* EXERCISE BRIEF:
In the copy, keep every record exact and leave out all images.
======== RECORDS SUPPLIED
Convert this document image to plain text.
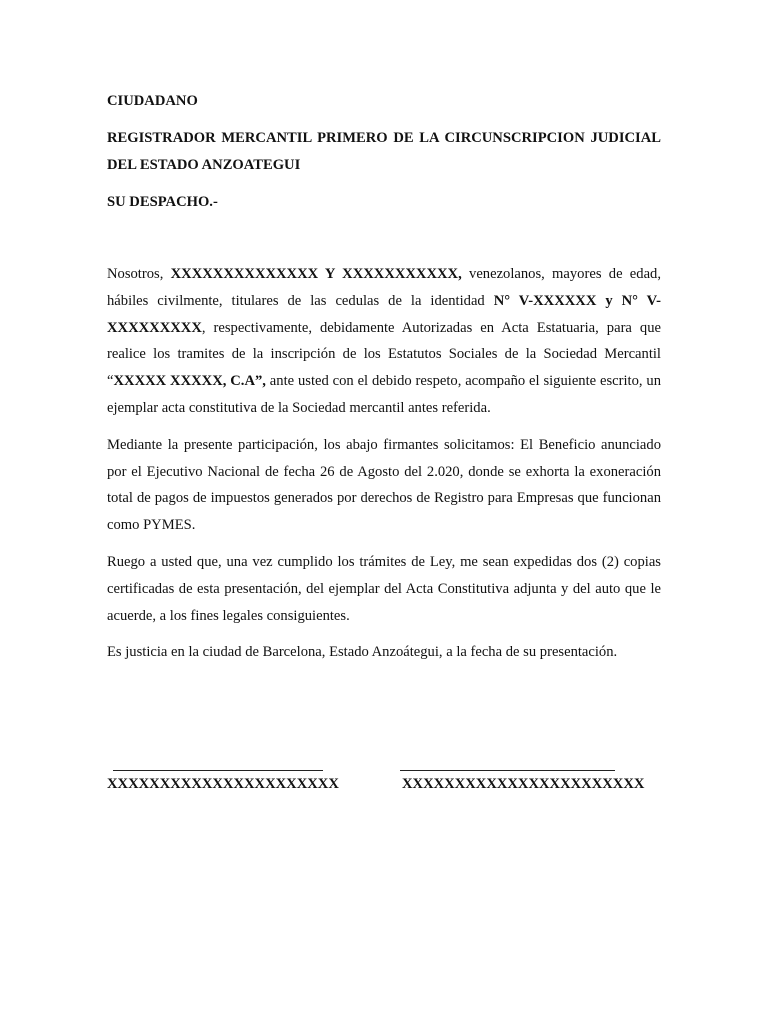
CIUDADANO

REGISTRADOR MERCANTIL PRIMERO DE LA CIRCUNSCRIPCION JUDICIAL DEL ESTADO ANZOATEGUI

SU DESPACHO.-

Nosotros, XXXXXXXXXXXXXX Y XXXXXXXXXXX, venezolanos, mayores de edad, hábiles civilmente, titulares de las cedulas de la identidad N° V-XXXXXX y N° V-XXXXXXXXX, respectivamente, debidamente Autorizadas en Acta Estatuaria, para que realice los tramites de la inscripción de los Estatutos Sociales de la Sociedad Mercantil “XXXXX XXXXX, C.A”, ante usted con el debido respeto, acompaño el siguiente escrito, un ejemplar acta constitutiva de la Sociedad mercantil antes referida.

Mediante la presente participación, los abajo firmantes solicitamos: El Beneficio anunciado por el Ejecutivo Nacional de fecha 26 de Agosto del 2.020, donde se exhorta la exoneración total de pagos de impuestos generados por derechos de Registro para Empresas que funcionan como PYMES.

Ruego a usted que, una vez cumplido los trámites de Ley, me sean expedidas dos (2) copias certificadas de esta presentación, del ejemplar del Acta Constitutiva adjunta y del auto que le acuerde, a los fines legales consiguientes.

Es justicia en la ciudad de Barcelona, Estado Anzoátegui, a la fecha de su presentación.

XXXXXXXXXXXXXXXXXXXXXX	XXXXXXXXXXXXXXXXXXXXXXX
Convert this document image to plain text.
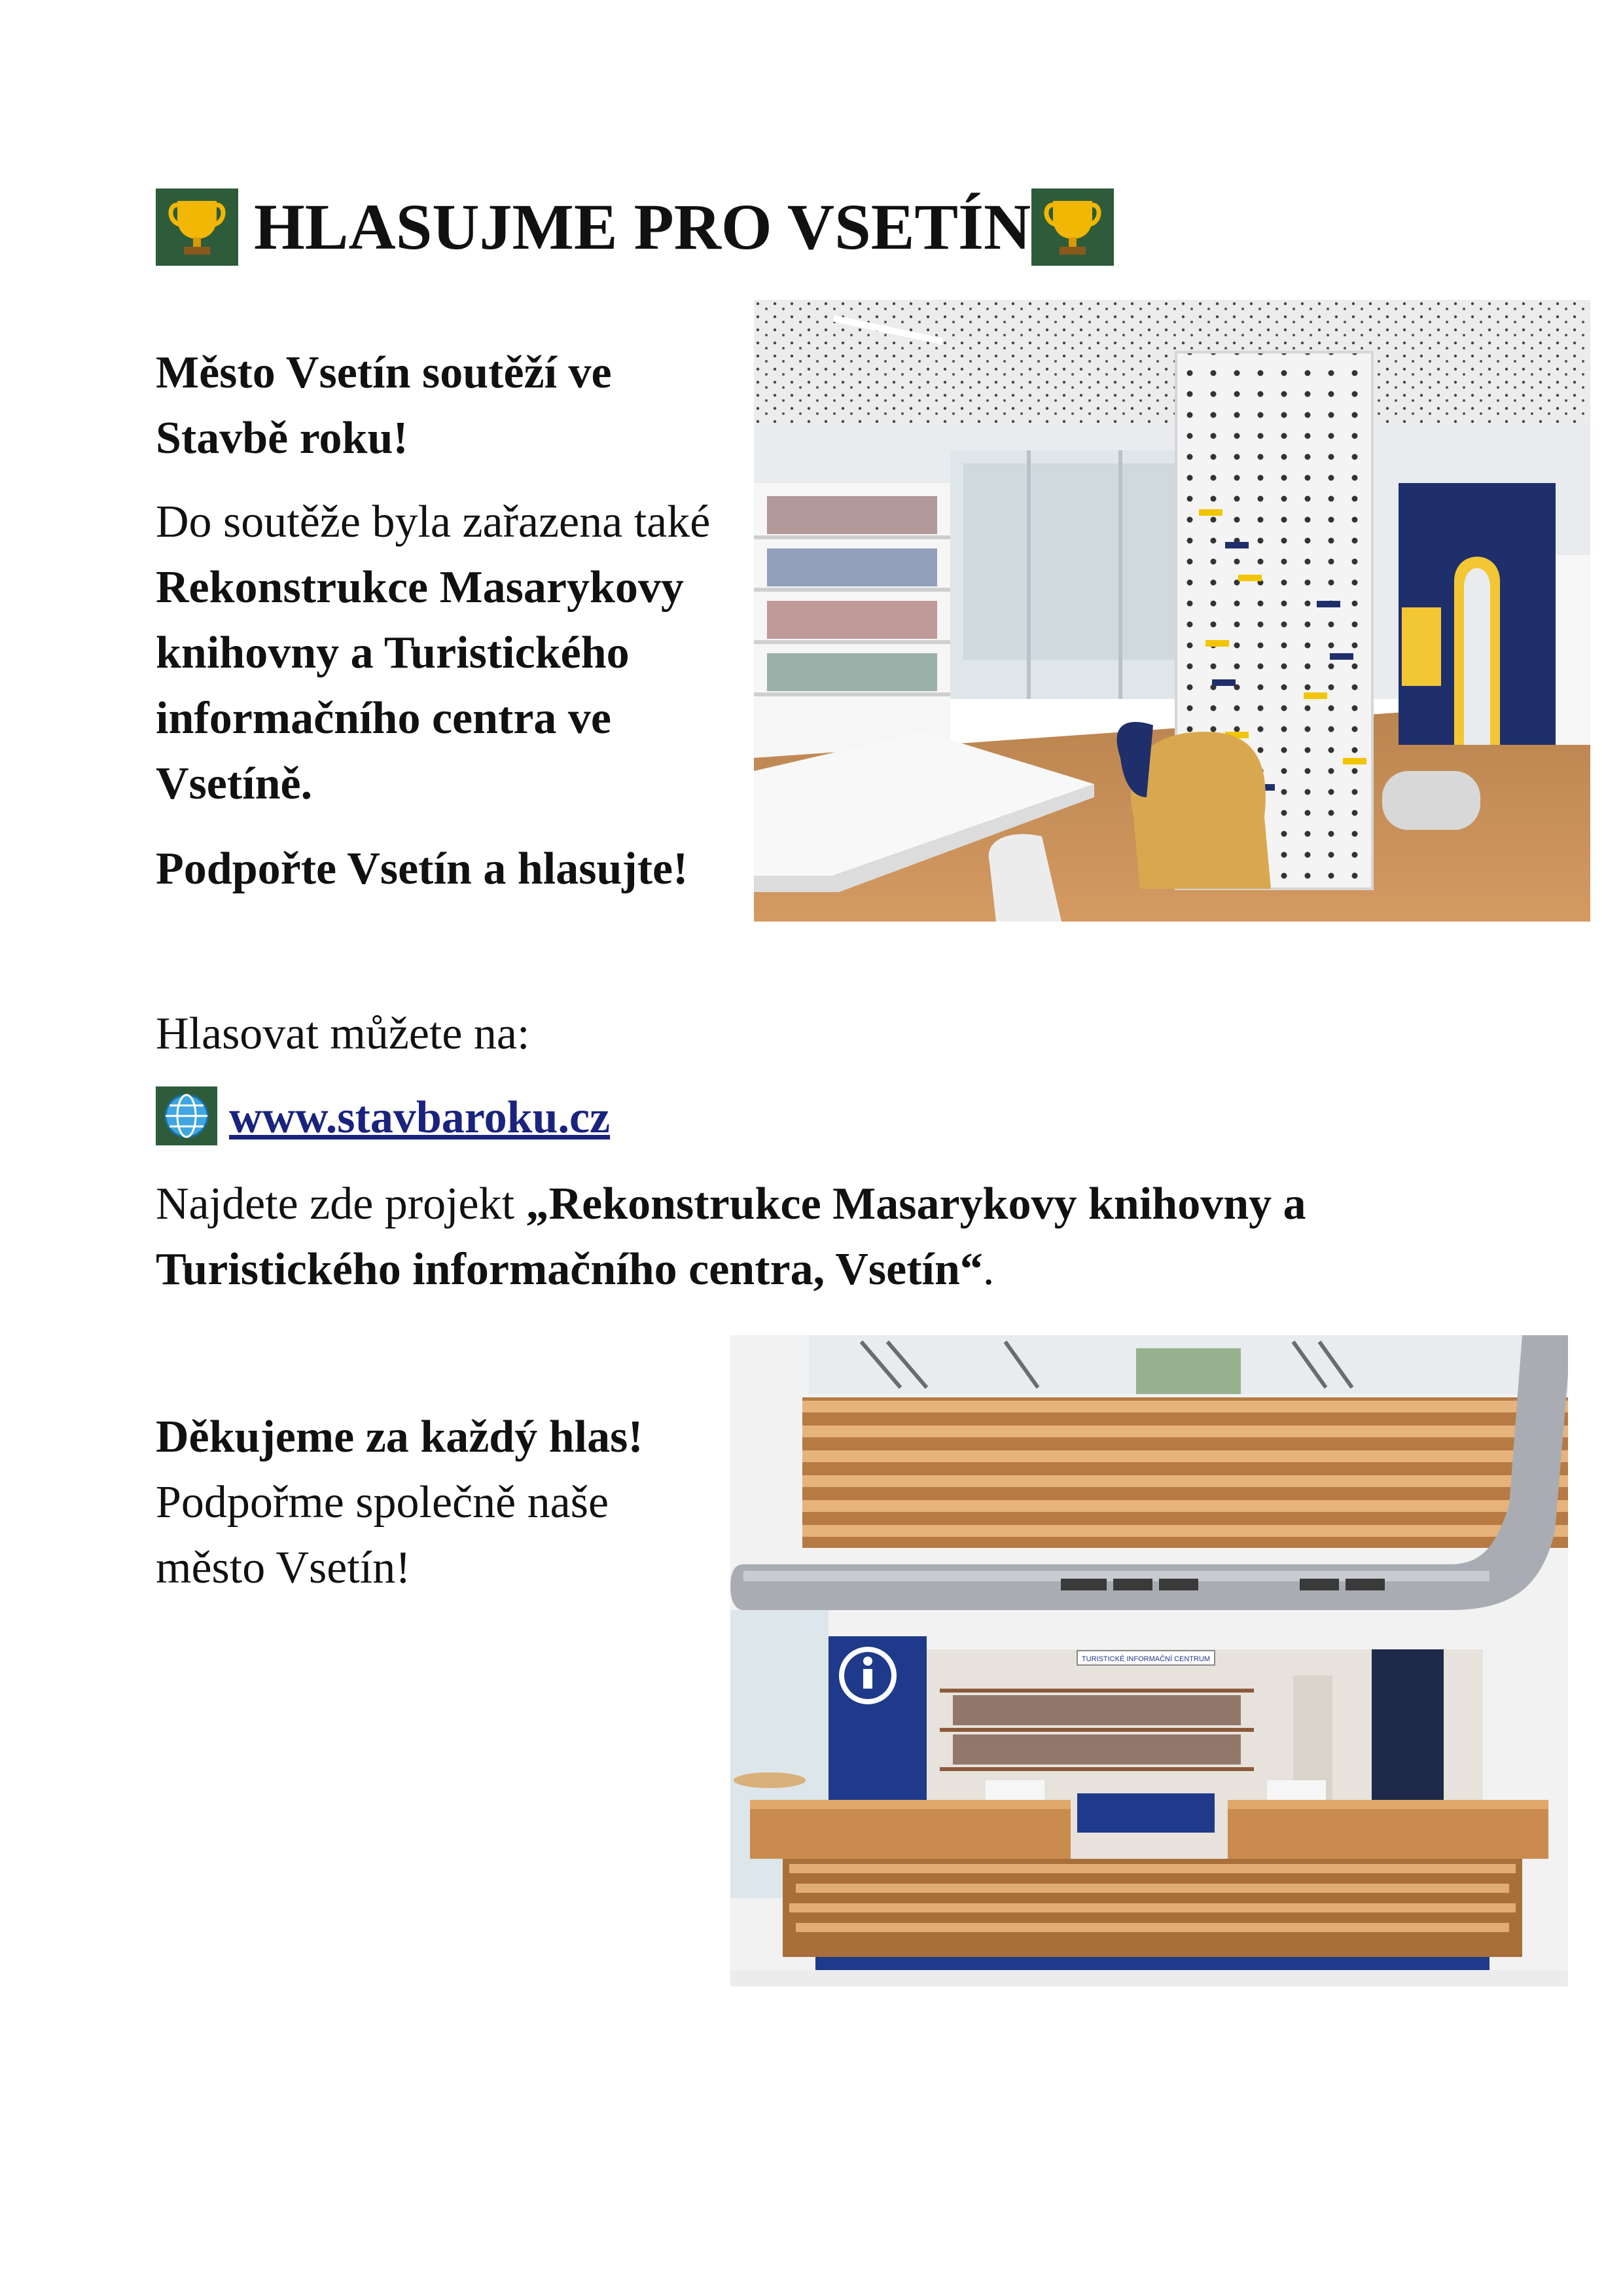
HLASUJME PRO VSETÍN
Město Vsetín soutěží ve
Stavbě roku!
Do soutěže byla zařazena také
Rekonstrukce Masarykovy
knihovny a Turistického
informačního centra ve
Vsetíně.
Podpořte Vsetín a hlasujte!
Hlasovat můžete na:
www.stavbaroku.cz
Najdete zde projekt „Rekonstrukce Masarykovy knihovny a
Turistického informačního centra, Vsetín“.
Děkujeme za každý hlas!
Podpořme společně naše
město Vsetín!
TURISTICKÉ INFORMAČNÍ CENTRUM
================
* RESULT FOR THIS EXERCISE:
Convert this document image to plain text.
CIUDADANO

REGISTRADOR MERCANTIL PRIMERO DE LA CIRCUNSCRIPCION JUDICIAL DEL ESTADO ANZOATEGUI

SU DESPACHO.-

Nosotros, XXXXXXXXXXXXXX Y XXXXXXXXXXX, venezolanos, mayores de edad, hábiles civilmente, titulares de las cedulas de la identidad N° V-XXXXXX y N° V-XXXXXXXXX, respectivamente, debidamente Autorizadas en Acta Estatuaria, para que realice los tramites de la inscripción de los Estatutos Sociales de la Sociedad Mercantil “XXXXX XXXXX, C.A”, ante usted con el debido respeto, acompaño el siguiente escrito, un ejemplar acta constitutiva de la Sociedad mercantil antes referida.

Mediante la presente participación, los abajo firmantes solicitamos: El Beneficio anunciado por el Ejecutivo Nacional de fecha 26 de Agosto del 2.020, donde se exhorta la exoneración total de pagos de impuestos generados por derechos de Registro para Empresas que funcionan como PYMES.

Ruego a usted que, una vez cumplido los trámites de Ley, me sean expedidas dos (2) copias certificadas de esta presentación, del ejemplar del Acta Constitutiva adjunta y del auto que le acuerde, a los fines legales consiguientes.

Es justicia en la ciudad de Barcelona, Estado Anzoátegui, a la fecha de su presentación.

XXXXXXXXXXXXXXXXXXXXXX	XXXXXXXXXXXXXXXXXXXXXXX
Convert this document image to plain text.
HLASUJME PRO VSETÍN
Město Vsetín soutěží ve
Stavbě roku!
Do soutěže byla zařazena také
Rekonstrukce Masarykovy
knihovny a Turistického
informačního centra ve
Vsetíně.
Podpořte Vsetín a hlasujte!
Hlasovat můžete na:
www.stavbaroku.cz
Najdete zde projekt „Rekonstrukce Masarykovy knihovny a
Turistického informačního centra, Vsetín“.
Děkujeme za každý hlas!
Podpořme společně naše
město Vsetín!
TURISTICKÉ INFORMAČNÍ CENTRUM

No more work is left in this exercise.